*EXTRACTED TEXT*

────────

Each statistic was normalized to have a mean of 0, maximum of 1, and minimum of -1.

The records in this file represent the means of all measures (that represent means or standard deviations) on each feature type for each combination of subject and activity type. That is, the values are calculated by taking the mean of all of the observations for a subject-activity type combination for all of the features that represent mean or standard deviation measurements.

To make the data easier to work with in R, the following transformations to the original feature names were made

  1. Change all ascii characters to lower case.
  2. Delete the following characters; "(", ")", "-".

This process is found in the createFeatures() function in the handlefeatures.R file.

##Train and Test The original data were separated into train and test data sets. Two separate data frames were created using the createSubsetData() function. These are merged to then make the combined data. This process includes merging in the subject id and the activity name for each record.

At this point the feature names were parsed to break them down to their constituent elements.

Domain, Accelerationsignal, Source, Statistic, Jerk, magnitude, frequency, dimesnions.

Note that this process could be more detailed but for the purposes of this project more detailed parsing was not necessary.

Subsetting the data

The parsing processing is done with the parseFeatureNames() function in the handlefeatures.R file. This produces the expandedFeatures dataframe.

At that point the list of features that included the strings 'mean" or "std' were extracted. statswanted<-c("mean","std") was used to define the specific statistics wanted (you could define a different list if desired; this is set near the top of the file for ease of use). These rows were then extracted subsetting the expandedFeatures dataframe.

Next, these selected rows are used to subset the combined data so that it only contains the desired data. The melt() function from reshape2 is used to create long data for each combination of subject, activity and feature. The summarize method from the HMisc package is used calculate the means of each variable by subjectid,activityname, and featurename (stored as variable from the melt() output).

Finaldata is created by merging these summaries with the expandedFeatures dataframe, which provides the new feature names as well as the variables breaking down the meaning of the feature name.

Writing the data to a file

Finally a set of functions are provided which save the data in text files with different formats.

getLongNarrowData() saves one row per combination of subject, activity, and feature. With the means that makes the data frame 4 variables wide. This file is the one uploaded in coursera since it was like what most people in the coursera forums thought was appropriate. However please note that this includes only the 4 necessary columns and no repeated information. The value column provides the mean.

────────

*TASK INSTRUCTIONS*
A – Summarize the processing notes in two sentences.
B – Print the portion of the processing notes starting at "2. Delete the" and ending at "was not necessary.".

────────

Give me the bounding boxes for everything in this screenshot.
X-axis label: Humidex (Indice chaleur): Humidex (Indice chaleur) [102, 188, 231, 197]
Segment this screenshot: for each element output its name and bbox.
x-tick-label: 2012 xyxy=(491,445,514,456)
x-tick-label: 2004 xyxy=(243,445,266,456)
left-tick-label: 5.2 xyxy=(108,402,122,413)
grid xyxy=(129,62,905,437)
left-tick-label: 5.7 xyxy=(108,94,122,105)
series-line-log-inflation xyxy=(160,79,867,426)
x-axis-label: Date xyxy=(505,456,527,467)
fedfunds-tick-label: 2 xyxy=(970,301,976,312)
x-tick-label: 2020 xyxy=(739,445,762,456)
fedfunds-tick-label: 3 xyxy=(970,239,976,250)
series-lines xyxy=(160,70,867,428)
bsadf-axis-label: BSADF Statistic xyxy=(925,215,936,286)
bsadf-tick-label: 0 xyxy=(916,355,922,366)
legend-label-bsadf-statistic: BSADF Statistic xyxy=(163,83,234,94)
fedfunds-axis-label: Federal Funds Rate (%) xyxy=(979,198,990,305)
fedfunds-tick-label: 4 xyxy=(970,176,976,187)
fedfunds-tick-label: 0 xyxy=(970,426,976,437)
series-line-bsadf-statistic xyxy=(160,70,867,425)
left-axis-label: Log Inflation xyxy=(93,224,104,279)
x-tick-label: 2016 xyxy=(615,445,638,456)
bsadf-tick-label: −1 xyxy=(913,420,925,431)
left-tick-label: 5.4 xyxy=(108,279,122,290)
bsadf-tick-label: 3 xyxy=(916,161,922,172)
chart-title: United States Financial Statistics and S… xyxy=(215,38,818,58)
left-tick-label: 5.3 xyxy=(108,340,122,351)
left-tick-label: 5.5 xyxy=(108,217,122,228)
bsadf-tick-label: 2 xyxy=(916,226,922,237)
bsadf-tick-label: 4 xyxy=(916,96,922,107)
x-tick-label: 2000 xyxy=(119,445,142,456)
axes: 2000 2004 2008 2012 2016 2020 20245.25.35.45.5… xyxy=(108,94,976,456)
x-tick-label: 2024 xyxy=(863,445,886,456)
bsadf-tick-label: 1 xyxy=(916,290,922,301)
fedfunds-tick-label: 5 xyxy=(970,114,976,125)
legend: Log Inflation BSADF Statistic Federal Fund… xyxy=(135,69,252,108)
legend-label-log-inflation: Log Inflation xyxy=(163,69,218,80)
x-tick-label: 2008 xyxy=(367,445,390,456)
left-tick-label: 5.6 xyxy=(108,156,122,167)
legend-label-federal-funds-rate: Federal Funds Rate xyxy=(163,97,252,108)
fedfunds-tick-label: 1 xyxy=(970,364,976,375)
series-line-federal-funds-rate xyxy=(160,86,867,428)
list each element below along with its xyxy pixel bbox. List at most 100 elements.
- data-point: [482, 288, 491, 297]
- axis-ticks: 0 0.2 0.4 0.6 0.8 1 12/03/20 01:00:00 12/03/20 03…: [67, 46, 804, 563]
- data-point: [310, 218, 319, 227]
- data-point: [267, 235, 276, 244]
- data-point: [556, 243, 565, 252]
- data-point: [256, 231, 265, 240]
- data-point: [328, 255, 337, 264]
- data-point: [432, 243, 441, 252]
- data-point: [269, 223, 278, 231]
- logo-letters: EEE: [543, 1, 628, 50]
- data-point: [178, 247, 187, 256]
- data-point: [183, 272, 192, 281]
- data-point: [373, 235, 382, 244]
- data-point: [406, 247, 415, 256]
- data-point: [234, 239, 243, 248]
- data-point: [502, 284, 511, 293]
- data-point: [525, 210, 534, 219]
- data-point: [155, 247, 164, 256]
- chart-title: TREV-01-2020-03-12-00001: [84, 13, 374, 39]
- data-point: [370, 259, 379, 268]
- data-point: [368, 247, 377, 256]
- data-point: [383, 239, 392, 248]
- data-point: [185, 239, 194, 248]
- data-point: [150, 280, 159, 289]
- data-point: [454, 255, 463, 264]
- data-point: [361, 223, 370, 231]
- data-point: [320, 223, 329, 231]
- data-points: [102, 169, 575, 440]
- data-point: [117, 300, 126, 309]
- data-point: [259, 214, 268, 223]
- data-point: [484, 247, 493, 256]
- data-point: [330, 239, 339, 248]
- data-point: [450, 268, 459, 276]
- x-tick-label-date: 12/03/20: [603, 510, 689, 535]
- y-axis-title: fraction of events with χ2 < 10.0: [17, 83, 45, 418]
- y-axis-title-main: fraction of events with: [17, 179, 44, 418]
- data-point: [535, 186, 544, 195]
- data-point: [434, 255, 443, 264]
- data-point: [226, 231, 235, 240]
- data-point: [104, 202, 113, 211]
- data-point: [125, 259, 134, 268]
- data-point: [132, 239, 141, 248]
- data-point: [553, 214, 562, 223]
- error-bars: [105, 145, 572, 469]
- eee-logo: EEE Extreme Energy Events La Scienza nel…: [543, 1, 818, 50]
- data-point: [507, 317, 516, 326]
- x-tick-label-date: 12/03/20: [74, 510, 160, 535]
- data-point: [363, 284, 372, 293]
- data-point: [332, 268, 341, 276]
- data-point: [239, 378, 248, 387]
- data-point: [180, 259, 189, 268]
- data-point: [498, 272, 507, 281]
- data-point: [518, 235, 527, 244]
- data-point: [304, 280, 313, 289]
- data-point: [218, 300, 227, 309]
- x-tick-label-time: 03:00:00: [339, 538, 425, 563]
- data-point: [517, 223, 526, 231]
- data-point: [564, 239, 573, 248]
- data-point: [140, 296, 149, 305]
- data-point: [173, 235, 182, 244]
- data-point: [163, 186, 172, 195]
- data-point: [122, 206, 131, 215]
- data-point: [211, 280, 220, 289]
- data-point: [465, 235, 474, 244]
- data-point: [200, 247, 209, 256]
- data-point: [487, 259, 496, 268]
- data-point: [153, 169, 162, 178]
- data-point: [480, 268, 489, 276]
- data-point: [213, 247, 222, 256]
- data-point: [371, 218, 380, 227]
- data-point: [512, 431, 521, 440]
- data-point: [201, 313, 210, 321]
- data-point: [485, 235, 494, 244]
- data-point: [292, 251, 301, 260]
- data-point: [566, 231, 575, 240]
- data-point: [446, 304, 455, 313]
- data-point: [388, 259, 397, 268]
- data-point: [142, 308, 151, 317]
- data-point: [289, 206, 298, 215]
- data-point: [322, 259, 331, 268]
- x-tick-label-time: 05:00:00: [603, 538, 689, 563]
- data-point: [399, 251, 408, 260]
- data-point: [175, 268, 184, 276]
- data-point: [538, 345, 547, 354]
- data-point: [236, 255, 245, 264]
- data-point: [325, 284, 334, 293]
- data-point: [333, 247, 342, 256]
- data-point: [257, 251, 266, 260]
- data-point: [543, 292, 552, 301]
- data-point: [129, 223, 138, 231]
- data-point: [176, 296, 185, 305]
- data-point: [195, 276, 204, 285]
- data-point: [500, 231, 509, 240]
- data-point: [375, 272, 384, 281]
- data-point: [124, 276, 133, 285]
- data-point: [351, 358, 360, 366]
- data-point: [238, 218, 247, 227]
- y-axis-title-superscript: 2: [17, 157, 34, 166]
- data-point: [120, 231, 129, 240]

────────

*RESPONSES BY TASK*
A – The processing notes describe how the train and test data sets were merged with the subject id and activity name, and how the feature names were lowercased, stripped of parentheses and hyphens, parsed, and filtered to those containing "mean" or "std." The selected data were melted with reshape2, averaged by subject, activity, and feature, merged with the expandedFeatures dataframe, and saved to text files in different formats by a set of functions.

B –
2. Delete the following characters; "(", ")", "-".

This process is found in the createFeatures() function in the handlefeatures.R file.

##Train and Test The original data were separated into train and test data sets. Two separate data frames were created using the createSubsetData() function. These are merged to then make the combined data. This process includes merging in the subject id and the activity name for each record.

At this point the feature names were parsed to break them down to their constituent elements.

Domain, Accelerationsignal, Source, Statistic, Jerk, magnitude, frequency, dimesnions.

Note that this process could be more detailed but for the purposes of this project more detailed parsing was not necessary.